Exercise instructions: Go through the material and pull out every line with the string "transform" in it.

Data for this exercise:

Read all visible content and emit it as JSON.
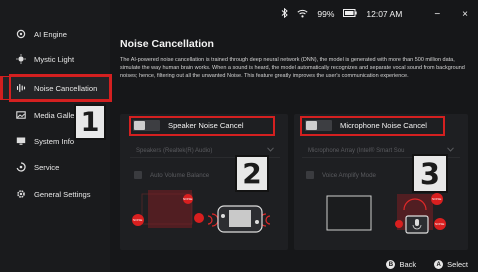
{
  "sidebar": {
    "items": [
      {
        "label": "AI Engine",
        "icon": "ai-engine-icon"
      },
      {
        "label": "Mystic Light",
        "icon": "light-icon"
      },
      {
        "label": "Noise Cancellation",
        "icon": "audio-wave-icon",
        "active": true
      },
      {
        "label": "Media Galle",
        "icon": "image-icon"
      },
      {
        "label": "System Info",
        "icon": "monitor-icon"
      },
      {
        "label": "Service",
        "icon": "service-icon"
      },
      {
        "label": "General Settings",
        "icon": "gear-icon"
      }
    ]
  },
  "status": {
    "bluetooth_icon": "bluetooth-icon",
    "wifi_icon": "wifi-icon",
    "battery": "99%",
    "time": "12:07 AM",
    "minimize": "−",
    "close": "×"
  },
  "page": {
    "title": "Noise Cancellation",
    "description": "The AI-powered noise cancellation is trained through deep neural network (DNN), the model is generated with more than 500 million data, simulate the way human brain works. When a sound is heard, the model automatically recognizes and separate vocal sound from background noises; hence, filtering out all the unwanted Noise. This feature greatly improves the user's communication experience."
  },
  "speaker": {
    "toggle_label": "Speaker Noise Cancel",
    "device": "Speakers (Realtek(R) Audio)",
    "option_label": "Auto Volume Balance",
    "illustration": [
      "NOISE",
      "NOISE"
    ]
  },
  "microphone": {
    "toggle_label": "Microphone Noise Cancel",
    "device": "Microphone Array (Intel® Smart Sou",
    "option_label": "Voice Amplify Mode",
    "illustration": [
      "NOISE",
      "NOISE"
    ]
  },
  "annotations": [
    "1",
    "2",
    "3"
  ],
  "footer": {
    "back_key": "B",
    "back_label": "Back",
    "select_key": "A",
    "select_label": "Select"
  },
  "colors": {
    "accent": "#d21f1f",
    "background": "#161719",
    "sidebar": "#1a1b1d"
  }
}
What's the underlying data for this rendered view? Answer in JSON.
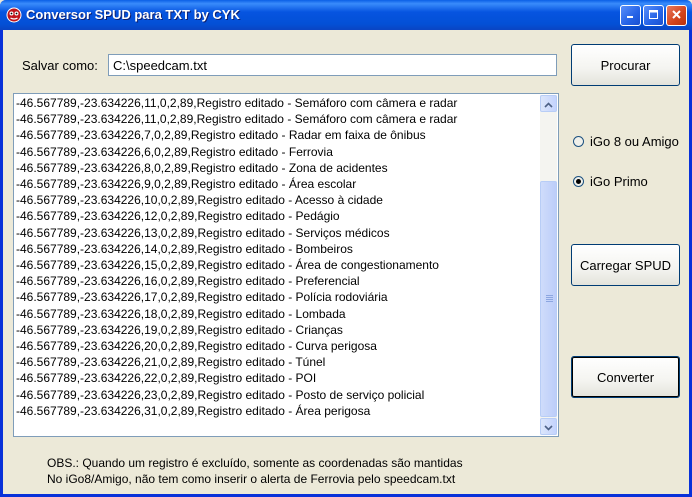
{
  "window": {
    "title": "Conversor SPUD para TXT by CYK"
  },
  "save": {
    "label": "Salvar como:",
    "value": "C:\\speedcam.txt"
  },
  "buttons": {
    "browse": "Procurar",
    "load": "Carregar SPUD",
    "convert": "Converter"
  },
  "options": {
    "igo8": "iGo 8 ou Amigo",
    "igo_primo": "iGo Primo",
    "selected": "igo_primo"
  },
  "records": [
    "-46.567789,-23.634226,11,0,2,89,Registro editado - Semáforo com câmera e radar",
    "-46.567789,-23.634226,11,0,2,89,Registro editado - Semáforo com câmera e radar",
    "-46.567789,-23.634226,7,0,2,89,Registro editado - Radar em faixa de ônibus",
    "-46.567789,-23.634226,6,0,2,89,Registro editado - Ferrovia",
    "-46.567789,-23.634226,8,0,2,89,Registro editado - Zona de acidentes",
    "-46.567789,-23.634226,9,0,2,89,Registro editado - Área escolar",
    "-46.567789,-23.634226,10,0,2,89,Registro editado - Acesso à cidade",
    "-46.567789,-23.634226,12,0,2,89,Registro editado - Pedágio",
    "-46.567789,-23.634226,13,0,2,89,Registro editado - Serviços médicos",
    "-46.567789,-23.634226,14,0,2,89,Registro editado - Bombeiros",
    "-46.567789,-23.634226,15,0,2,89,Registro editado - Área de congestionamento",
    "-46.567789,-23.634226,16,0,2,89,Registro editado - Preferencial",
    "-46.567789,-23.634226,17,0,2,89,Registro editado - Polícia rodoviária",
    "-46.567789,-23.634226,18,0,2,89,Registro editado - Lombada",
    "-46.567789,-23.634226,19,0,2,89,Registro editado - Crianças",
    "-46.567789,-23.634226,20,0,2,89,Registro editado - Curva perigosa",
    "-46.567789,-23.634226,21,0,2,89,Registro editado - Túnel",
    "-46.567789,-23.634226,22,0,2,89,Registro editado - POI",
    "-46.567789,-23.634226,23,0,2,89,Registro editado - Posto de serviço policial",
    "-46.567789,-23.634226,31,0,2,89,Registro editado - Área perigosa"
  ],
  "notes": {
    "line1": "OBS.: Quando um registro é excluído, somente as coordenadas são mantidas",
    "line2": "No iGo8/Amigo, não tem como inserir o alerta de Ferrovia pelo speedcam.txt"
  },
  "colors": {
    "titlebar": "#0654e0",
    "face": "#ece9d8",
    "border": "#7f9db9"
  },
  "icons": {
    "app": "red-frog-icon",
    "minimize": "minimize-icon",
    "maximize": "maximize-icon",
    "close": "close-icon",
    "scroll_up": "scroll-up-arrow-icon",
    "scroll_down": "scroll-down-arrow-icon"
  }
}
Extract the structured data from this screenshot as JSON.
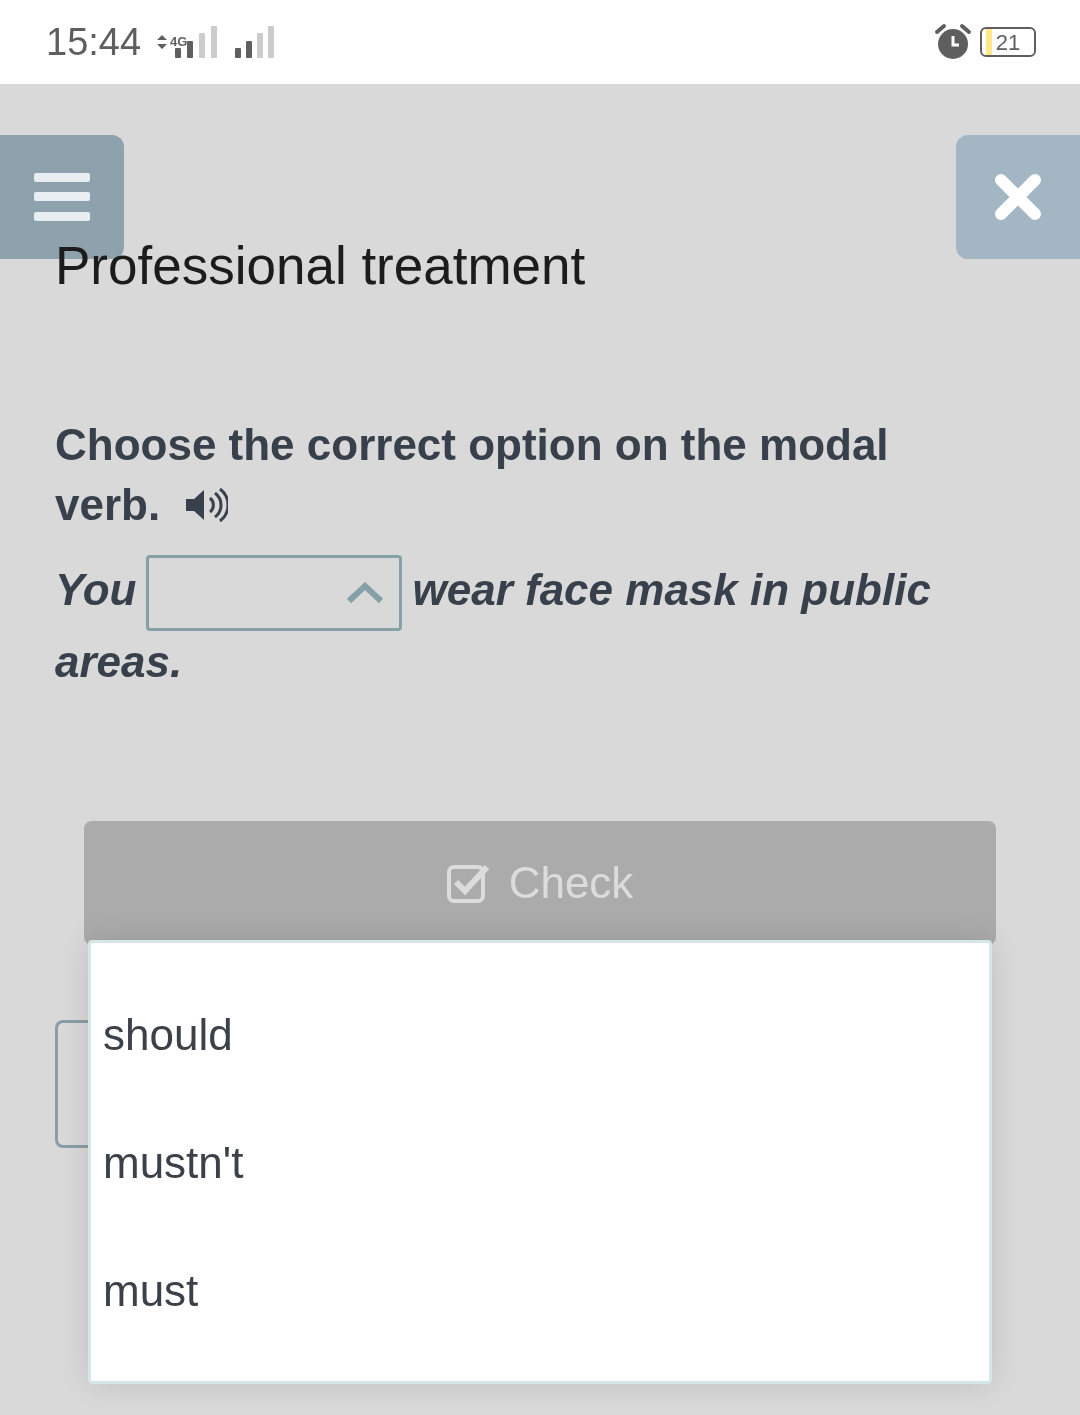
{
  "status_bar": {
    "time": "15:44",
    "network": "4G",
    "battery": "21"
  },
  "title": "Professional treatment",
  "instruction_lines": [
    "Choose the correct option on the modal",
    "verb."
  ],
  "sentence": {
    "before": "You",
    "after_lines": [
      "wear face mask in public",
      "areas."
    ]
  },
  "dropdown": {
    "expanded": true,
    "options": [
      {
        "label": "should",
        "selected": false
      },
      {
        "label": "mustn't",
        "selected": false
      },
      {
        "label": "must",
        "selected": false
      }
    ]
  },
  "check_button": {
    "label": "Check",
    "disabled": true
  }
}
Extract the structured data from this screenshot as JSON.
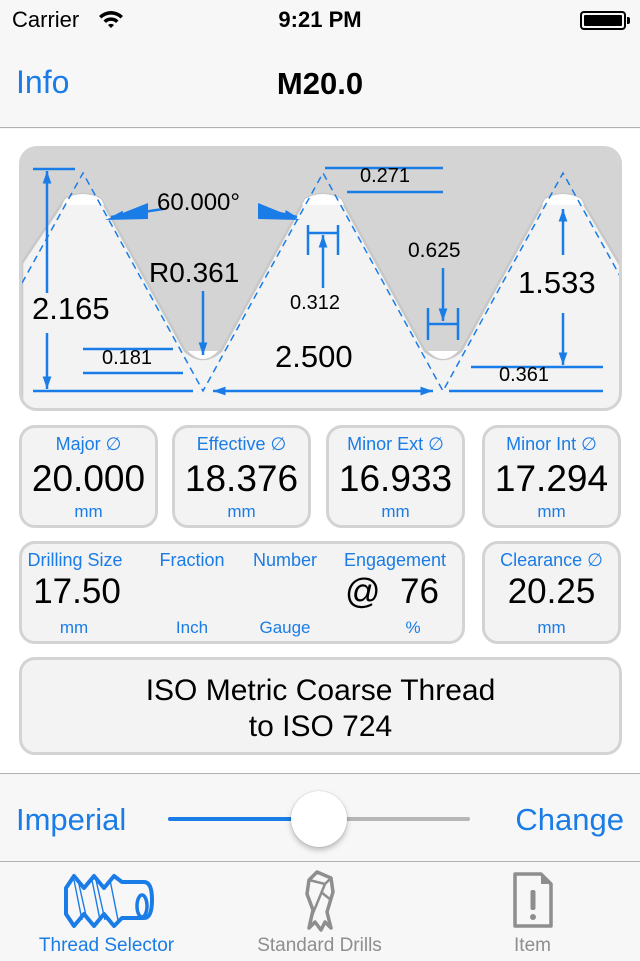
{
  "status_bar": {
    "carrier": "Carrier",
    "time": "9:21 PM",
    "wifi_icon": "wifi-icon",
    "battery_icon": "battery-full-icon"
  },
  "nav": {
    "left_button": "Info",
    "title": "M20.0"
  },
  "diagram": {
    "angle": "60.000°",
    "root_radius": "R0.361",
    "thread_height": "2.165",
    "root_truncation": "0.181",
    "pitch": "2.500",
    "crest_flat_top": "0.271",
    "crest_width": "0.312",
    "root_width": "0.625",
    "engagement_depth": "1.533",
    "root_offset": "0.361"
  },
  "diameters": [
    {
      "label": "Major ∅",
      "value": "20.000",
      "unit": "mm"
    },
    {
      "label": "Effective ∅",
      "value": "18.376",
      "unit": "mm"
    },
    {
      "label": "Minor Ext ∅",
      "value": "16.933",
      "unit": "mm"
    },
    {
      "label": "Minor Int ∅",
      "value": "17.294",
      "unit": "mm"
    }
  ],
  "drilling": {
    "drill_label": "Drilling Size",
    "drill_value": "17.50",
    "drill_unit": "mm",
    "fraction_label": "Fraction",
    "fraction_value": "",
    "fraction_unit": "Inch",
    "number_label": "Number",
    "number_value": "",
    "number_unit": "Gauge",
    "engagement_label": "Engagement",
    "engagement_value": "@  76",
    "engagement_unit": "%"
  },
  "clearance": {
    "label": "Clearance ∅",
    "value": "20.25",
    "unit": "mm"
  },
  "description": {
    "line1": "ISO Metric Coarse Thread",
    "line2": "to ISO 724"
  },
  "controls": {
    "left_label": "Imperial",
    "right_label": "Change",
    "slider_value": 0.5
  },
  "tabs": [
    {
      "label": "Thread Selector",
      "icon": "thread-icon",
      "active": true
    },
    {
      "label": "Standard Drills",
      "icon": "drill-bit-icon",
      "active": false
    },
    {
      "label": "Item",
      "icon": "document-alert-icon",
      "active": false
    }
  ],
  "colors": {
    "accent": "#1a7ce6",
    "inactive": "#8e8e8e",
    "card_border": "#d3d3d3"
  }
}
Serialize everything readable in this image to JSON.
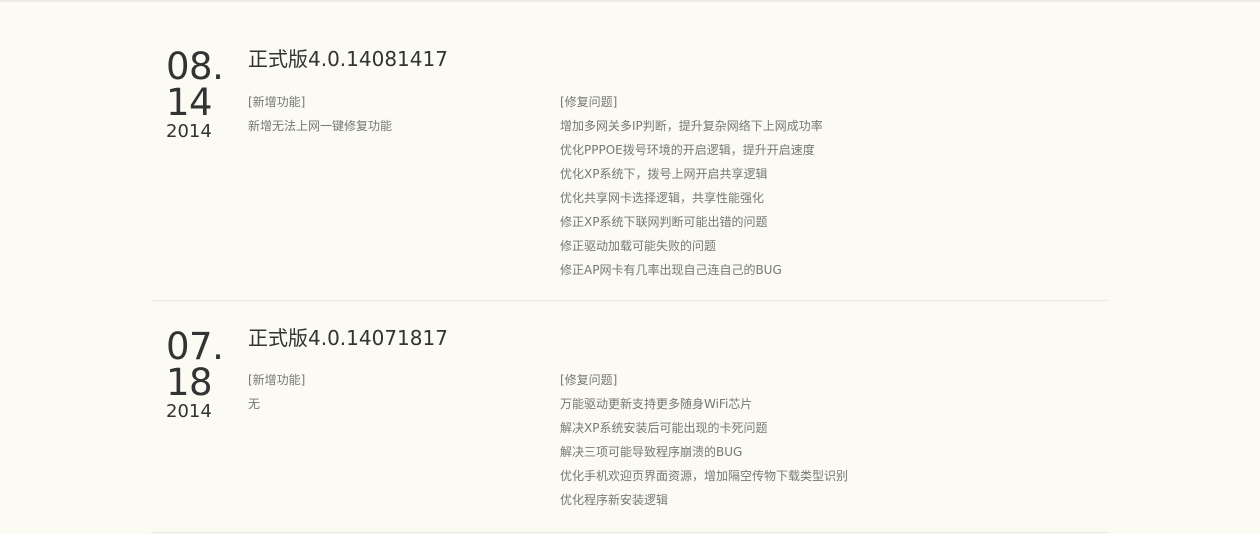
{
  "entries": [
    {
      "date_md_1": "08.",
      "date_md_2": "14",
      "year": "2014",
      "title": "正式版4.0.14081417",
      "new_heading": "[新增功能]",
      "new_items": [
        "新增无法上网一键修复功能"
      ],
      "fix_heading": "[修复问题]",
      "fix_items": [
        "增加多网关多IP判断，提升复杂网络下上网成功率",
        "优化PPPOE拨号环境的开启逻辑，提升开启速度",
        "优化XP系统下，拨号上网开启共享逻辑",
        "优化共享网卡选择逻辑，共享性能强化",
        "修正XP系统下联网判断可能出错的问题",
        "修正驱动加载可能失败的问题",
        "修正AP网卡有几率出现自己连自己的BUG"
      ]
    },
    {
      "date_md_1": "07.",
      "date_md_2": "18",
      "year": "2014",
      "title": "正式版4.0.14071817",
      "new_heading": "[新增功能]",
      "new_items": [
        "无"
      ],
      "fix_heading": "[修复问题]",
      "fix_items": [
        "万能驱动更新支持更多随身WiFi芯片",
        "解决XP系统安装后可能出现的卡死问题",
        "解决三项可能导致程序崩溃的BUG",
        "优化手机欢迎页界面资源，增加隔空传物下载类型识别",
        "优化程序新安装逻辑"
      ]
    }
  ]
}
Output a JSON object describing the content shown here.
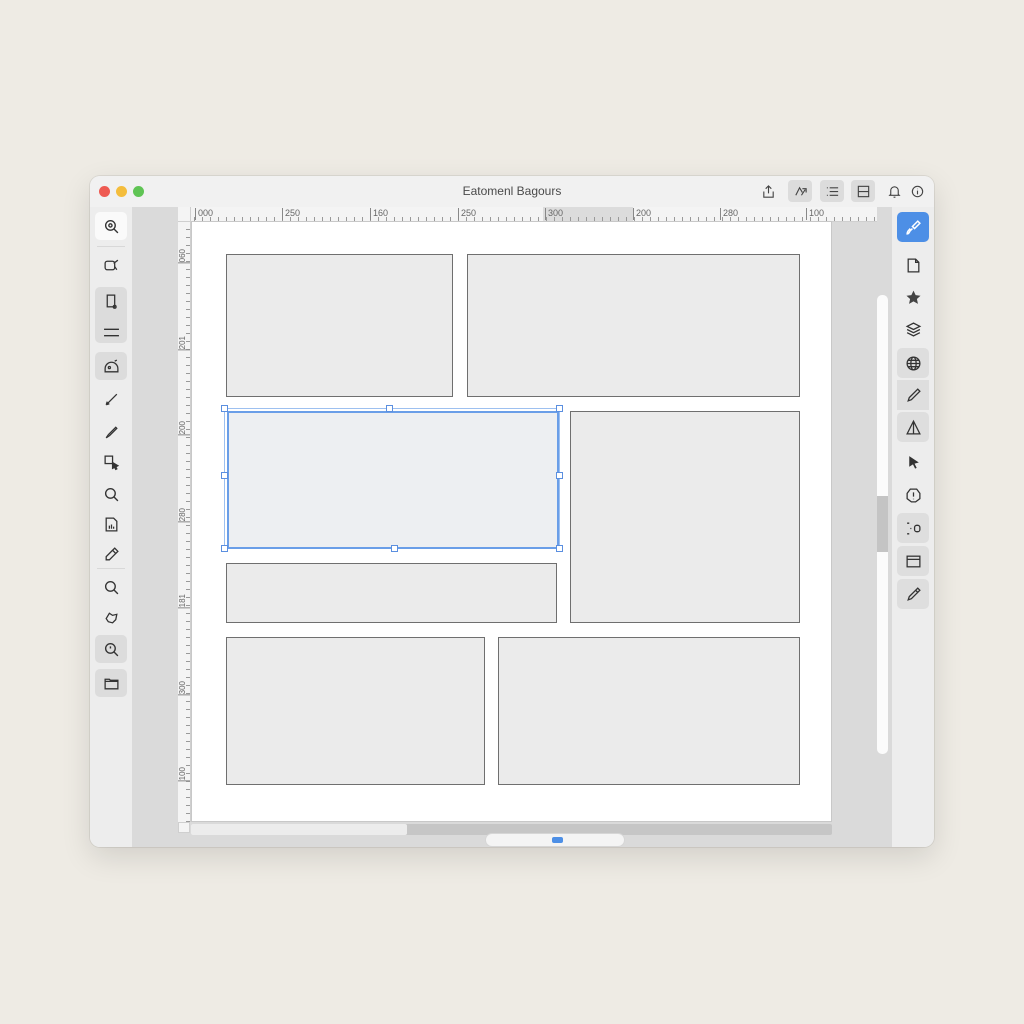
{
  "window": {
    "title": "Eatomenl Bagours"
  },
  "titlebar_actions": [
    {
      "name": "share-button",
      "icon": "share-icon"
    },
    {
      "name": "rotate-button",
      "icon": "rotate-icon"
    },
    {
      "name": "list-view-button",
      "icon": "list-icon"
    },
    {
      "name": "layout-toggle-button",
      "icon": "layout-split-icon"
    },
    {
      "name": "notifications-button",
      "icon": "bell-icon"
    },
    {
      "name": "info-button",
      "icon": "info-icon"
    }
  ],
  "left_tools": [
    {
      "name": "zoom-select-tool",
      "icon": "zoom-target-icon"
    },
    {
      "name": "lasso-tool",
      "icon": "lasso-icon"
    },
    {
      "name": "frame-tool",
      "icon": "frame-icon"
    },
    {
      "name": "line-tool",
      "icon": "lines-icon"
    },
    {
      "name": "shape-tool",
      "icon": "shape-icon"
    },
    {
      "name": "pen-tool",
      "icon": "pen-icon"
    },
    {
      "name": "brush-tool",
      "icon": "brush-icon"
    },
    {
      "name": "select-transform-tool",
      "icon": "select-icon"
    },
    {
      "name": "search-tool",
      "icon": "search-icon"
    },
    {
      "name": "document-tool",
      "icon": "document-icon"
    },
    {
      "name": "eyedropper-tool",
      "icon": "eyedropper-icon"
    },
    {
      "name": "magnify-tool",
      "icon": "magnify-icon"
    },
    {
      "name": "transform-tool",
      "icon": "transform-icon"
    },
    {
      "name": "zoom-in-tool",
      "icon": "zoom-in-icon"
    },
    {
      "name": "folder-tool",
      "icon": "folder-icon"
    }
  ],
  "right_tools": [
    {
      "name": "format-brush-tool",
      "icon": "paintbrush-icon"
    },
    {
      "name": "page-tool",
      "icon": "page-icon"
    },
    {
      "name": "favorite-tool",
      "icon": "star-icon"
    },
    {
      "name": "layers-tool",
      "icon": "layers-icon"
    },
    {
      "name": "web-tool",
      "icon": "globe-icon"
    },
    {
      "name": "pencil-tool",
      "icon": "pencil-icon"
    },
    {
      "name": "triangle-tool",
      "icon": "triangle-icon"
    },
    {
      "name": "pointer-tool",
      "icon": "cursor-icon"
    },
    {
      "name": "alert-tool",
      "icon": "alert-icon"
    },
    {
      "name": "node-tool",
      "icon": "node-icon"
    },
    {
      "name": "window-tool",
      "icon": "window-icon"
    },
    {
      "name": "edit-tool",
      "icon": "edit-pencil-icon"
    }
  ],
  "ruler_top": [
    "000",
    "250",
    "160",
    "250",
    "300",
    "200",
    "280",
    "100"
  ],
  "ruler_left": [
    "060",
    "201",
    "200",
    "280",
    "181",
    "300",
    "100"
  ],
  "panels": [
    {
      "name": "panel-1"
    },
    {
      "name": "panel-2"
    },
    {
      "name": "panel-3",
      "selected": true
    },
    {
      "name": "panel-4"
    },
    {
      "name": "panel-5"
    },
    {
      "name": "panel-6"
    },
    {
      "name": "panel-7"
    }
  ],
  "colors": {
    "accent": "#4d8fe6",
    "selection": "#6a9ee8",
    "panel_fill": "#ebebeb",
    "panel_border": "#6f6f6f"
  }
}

Completed exercise:
      "name": "select-transform-tool",
      "name": "transform-tool",
      "icon": "transform-icon"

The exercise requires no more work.